··· INFORMATION SUPPLIED

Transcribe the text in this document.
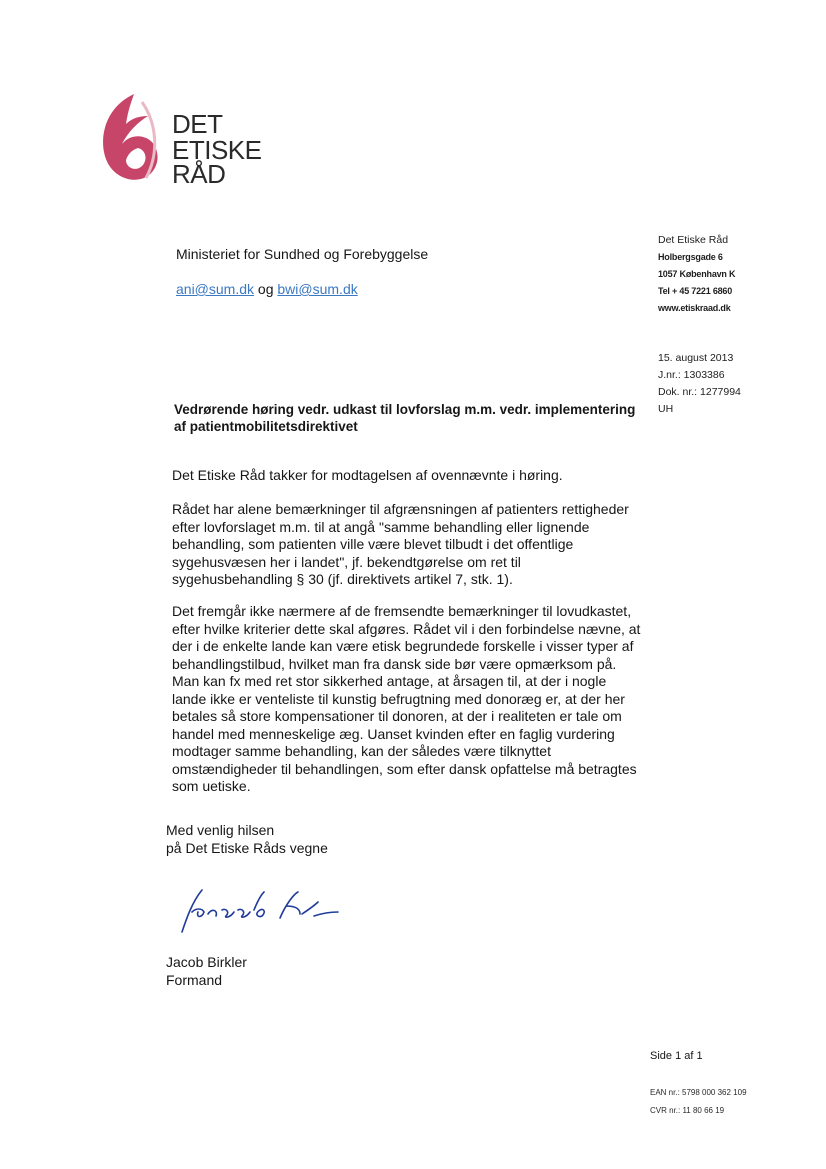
DET
ETISKE
RÅD
Ministeriet for Sundhed og Forebyggelse
ani@sum.dk og bwi@sum.dk
Det Etiske Råd
Holbergsgade 6
1057 København K
Tel + 45 7221 6860
www.etiskraad.dk
15. august 2013
J.nr.: 1303386
Dok. nr.: 1277994
UH
Vedrørende høring vedr. udkast til lovforslag m.m. vedr. implementering af patientmobilitetsdirektivet
Det Etiske Råd takker for modtagelsen af ovennævnte i høring.
Rådet har alene bemærkninger til afgrænsningen af patienters rettigheder efter lovforslaget m.m. til at angå "samme behandling eller lignende behandling, som patienten ville være blevet tilbudt i det offentlige sygehusvæsen her i landet", jf. bekendtgørelse om ret til sygehusbehandling § 30 (jf. direktivets artikel 7, stk. 1).
Det fremgår ikke nærmere af de fremsendte bemærkninger til lovudkastet, efter hvilke kriterier dette skal afgøres. Rådet vil i den forbindelse nævne, at der i de enkelte lande kan være etisk begrundede forskelle i visser typer af behandlingstilbud, hvilket man fra dansk side bør være opmærksom på. Man kan fx med ret stor sikkerhed antage, at årsagen til, at der i nogle lande ikke er venteliste til kunstig befrugtning med donoræg er, at der her betales så store kompensationer til donoren, at der i realiteten er tale om handel med menneskelige æg. Uanset kvinden efter en faglig vurdering modtager samme behandling, kan der således være tilknyttet omstændigheder til behandlingen, som efter dansk opfattelse må betragtes som uetiske.
Med venlig hilsen
på Det Etiske Råds vegne
Jacob Birkler
Formand
Side 1 af 1
EAN nr.: 5798 000 362 109
CVR nr.: 11 80 66 19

······

Replicate the material above verbatim; images stay out of the copy.

Transcribe the text in this document.
DET
ETISKE
RÅD
Ministeriet for Sundhed og Forebyggelse
ani@sum.dk og bwi@sum.dk
Det Etiske Råd
Holbergsgade 6
1057 København K
Tel + 45 7221 6860
www.etiskraad.dk
15. august 2013
J.nr.: 1303386
Dok. nr.: 1277994
UH
Vedrørende høring vedr. udkast til lovforslag m.m. vedr. implementering af patientmobilitetsdirektivet
Det Etiske Råd takker for modtagelsen af ovennævnte i høring.
Rådet har alene bemærkninger til afgrænsningen af patienters rettigheder efter lovforslaget m.m. til at angå "samme behandling eller lignende behandling, som patienten ville være blevet tilbudt i det offentlige sygehusvæsen her i landet", jf. bekendtgørelse om ret til sygehusbehandling § 30 (jf. direktivets artikel 7, stk. 1).
Det fremgår ikke nærmere af de fremsendte bemærkninger til lovudkastet, efter hvilke kriterier dette skal afgøres. Rådet vil i den forbindelse nævne, at der i de enkelte lande kan være etisk begrundede forskelle i visser typer af behandlingstilbud, hvilket man fra dansk side bør være opmærksom på. Man kan fx med ret stor sikkerhed antage, at årsagen til, at der i nogle lande ikke er venteliste til kunstig befrugtning med donoræg er, at der her betales så store kompensationer til donoren, at der i realiteten er tale om handel med menneskelige æg. Uanset kvinden efter en faglig vurdering modtager samme behandling, kan der således være tilknyttet omstændigheder til behandlingen, som efter dansk opfattelse må betragtes som uetiske.
Med venlig hilsen
på Det Etiske Råds vegne
Jacob Birkler
Formand
Side 1 af 1
EAN nr.: 5798 000 362 109
CVR nr.: 11 80 66 19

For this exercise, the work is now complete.